## [Your objective]
Rewrite each line of the records below as a string in a JSON list, one string per line, and leave out any blank lines.

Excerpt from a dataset
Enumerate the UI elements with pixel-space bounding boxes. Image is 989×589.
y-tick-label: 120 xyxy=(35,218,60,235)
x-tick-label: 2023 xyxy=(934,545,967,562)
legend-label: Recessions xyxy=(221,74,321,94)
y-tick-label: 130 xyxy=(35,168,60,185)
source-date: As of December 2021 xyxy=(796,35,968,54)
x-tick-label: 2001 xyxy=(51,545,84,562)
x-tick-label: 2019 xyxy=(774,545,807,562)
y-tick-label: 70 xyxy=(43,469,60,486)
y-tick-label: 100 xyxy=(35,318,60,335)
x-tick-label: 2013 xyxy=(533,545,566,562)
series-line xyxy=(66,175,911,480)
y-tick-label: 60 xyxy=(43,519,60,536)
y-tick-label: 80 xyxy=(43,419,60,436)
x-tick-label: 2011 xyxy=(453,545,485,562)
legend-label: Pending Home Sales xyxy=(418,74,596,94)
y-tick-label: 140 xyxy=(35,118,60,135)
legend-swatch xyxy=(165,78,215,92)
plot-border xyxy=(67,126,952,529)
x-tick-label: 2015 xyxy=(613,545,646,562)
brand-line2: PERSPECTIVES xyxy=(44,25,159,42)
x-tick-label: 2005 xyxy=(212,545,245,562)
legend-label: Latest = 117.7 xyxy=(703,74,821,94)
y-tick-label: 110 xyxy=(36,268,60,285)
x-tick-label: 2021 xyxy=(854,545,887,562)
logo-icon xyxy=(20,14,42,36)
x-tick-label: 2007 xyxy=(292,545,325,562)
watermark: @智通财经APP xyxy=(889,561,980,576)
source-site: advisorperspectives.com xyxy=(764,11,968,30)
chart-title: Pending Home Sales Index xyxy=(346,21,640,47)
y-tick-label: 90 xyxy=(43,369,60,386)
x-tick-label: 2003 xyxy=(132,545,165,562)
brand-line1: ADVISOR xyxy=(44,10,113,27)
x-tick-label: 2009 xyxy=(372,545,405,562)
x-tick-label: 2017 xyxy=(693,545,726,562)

## [Answer to the problem]
[
  "Enumerate the UI elements with pixel-space bounding boxes. Image is 989×589.",
  "y-tick-label: 120 xyxy=(35,218,60,235)",
  "x-tick-label: 2023 xyxy=(934,545,967,562)",
  "legend-label: Recessions xyxy=(221,74,321,94)",
  "y-tick-label: 130 xyxy=(35,168,60,185)",
  "source-date: As of December 2021 xyxy=(796,35,968,54)",
  "x-tick-label: 2001 xyxy=(51,545,84,562)",
  "x-tick-label: 2019 xyxy=(774,545,807,562)",
  "y-tick-label: 70 xyxy=(43,469,60,486)",
  "y-tick-label: 100 xyxy=(35,318,60,335)",
  "x-tick-label: 2013 xyxy=(533,545,566,562)",
  "series-line xyxy=(66,175,911,480)",
  "y-tick-label: 60 xyxy=(43,519,60,536)",
  "y-tick-label: 80 xyxy=(43,419,60,436)",
  "x-tick-label: 2011 xyxy=(453,545,485,562)",
  "legend-label: Pending Home Sales xyxy=(418,74,596,94)",
  "y-tick-label: 140 xyxy=(35,118,60,135)",
  "legend-swatch xyxy=(165,78,215,92)",
  "plot-border xyxy=(67,126,952,529)",
  "x-tick-label: 2015 xyxy=(613,545,646,562)",
  "brand-line2: PERSPECTIVES xyxy=(44,25,159,42)",
  "x-tick-label: 2005 xyxy=(212,545,245,562)",
  "legend-label: Latest = 117.7 xyxy=(703,74,821,94)",
  "y-tick-label: 110 xyxy=(36,268,60,285)",
  "x-tick-label: 2021 xyxy=(854,545,887,562)",
  "logo-icon xyxy=(20,14,42,36)",
  "x-tick-label: 2007 xyxy=(292,545,325,562)",
  "watermark: @智通财经APP xyxy=(889,561,980,576)",
  "source-site: advisorperspectives.com xyxy=(764,11,968,30)",
  "chart-title: Pending Home Sales Index xyxy=(346,21,640,47)",
  "y-tick-label: 90 xyxy=(43,369,60,386)",
  "x-tick-label: 2003 xyxy=(132,545,165,562)",
  "brand-line1: ADVISOR xyxy=(44,10,113,27)",
  "x-tick-label: 2009 xyxy=(372,545,405,562)",
  "x-tick-label: 2017 xyxy=(693,545,726,562)"
]